→ WORK REQUIRED: Copy the data exactly, keeping every line intact.

→ SOURCE INFORMATION:
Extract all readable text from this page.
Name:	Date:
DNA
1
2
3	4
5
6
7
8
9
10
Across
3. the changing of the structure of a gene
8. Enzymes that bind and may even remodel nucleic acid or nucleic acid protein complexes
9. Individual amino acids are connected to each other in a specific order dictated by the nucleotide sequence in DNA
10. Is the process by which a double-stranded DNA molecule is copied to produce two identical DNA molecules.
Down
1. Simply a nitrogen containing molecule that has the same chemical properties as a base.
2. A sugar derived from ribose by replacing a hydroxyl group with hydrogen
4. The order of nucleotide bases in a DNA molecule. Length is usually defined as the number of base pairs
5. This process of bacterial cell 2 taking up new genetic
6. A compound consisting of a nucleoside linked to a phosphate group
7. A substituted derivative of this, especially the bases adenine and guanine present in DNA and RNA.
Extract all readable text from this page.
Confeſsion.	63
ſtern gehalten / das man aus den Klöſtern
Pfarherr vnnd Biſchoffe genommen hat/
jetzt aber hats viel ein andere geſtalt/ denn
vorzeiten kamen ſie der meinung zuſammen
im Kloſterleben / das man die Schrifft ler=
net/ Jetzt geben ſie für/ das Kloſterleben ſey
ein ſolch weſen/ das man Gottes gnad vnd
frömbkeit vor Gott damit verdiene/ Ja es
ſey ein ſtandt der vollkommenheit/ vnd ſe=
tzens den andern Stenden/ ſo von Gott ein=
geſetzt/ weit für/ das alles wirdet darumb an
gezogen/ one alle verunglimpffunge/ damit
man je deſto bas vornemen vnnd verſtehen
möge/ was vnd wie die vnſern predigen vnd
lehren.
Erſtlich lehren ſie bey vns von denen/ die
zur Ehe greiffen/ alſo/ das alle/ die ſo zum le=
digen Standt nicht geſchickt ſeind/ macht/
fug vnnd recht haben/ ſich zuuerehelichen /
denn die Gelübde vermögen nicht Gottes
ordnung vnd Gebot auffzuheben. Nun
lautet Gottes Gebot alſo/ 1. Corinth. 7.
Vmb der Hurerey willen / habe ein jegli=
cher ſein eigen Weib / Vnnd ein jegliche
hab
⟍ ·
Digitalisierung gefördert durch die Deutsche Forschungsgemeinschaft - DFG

→ RESULT FOR THIS TASK:
Extract all readable text from this page.
Name:	Date:
DNA
1
2
3	4
5
6
7
8
9
10
Across
3. the changing of the structure of a gene
8. Enzymes that bind and may even remodel nucleic acid or nucleic acid protein complexes
9. Individual amino acids are connected to each other in a specific order dictated by the nucleotide sequence in DNA
10. Is the process by which a double-stranded DNA molecule is copied to produce two identical DNA molecules.
Down
1. Simply a nitrogen containing molecule that has the same chemical properties as a base.
2. A sugar derived from ribose by replacing a hydroxyl group with hydrogen
4. The order of nucleotide bases in a DNA molecule. Length is usually defined as the number of base pairs
5. This process of bacterial cell 2 taking up new genetic
6. A compound consisting of a nucleoside linked to a phosphate group
7. A substituted derivative of this, especially the bases adenine and guanine present in DNA and RNA.
Extract all readable text from this page.
Confeſsion.	63
ſtern gehalten / das man aus den Klöſtern
Pfarherr vnnd Biſchoffe genommen hat/
jetzt aber hats viel ein andere geſtalt/ denn
vorzeiten kamen ſie der meinung zuſammen
im Kloſterleben / das man die Schrifft ler=
net/ Jetzt geben ſie für/ das Kloſterleben ſey
ein ſolch weſen/ das man Gottes gnad vnd
frömbkeit vor Gott damit verdiene/ Ja es
ſey ein ſtandt der vollkommenheit/ vnd ſe=
tzens den andern Stenden/ ſo von Gott ein=
geſetzt/ weit für/ das alles wirdet darumb an
gezogen/ one alle verunglimpffunge/ damit
man je deſto bas vornemen vnnd verſtehen
möge/ was vnd wie die vnſern predigen vnd
lehren.
Erſtlich lehren ſie bey vns von denen/ die
zur Ehe greiffen/ alſo/ das alle/ die ſo zum le=
digen Standt nicht geſchickt ſeind/ macht/
fug vnnd recht haben/ ſich zuuerehelichen /
denn die Gelübde vermögen nicht Gottes
ordnung vnd Gebot auffzuheben. Nun
lautet Gottes Gebot alſo/ 1. Corinth. 7.
Vmb der Hurerey willen / habe ein jegli=
cher ſein eigen Weib / Vnnd ein jegliche
hab
⟍ ·
Digitalisierung gefördert durch die Deutsche Forschungsgemeinschaft - DFG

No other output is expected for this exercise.